[Begin Records for this exercise]

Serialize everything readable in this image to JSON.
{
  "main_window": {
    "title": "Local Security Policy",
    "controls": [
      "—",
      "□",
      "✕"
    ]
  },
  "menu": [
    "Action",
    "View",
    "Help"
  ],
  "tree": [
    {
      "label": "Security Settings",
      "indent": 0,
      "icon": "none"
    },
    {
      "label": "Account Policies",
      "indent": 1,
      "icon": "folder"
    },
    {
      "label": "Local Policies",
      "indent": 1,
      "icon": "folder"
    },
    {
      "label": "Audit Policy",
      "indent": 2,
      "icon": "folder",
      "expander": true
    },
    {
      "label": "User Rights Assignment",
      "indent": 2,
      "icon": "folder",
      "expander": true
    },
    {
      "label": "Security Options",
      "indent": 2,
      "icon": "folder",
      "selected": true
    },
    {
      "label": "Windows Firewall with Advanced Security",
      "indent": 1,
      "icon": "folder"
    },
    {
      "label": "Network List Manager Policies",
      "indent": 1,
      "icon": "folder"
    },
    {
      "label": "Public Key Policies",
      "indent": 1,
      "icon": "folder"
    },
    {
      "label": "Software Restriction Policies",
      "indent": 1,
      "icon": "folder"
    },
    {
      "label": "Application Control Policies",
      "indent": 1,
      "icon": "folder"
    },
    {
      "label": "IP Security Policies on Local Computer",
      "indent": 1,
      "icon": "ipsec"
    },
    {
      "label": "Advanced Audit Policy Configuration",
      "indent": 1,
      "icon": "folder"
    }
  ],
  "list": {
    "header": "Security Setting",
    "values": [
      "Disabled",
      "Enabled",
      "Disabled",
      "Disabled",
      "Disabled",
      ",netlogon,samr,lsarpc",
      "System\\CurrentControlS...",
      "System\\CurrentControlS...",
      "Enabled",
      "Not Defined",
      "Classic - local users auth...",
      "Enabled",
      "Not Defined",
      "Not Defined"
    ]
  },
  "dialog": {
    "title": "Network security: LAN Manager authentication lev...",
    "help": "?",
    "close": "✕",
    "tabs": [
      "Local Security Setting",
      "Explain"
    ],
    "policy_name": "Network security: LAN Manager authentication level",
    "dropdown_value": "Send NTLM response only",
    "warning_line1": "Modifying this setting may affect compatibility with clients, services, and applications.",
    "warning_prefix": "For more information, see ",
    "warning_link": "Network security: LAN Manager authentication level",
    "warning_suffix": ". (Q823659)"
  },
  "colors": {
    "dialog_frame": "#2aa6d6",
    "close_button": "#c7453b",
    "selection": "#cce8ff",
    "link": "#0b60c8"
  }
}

[End Records for this exercise]

*Task brief*
Extract all lines from the material above that include the word "title".

*Response for this exercise*
    "title": "Local Security Policy",
    "title": "Network security: LAN Manager authentication lev...",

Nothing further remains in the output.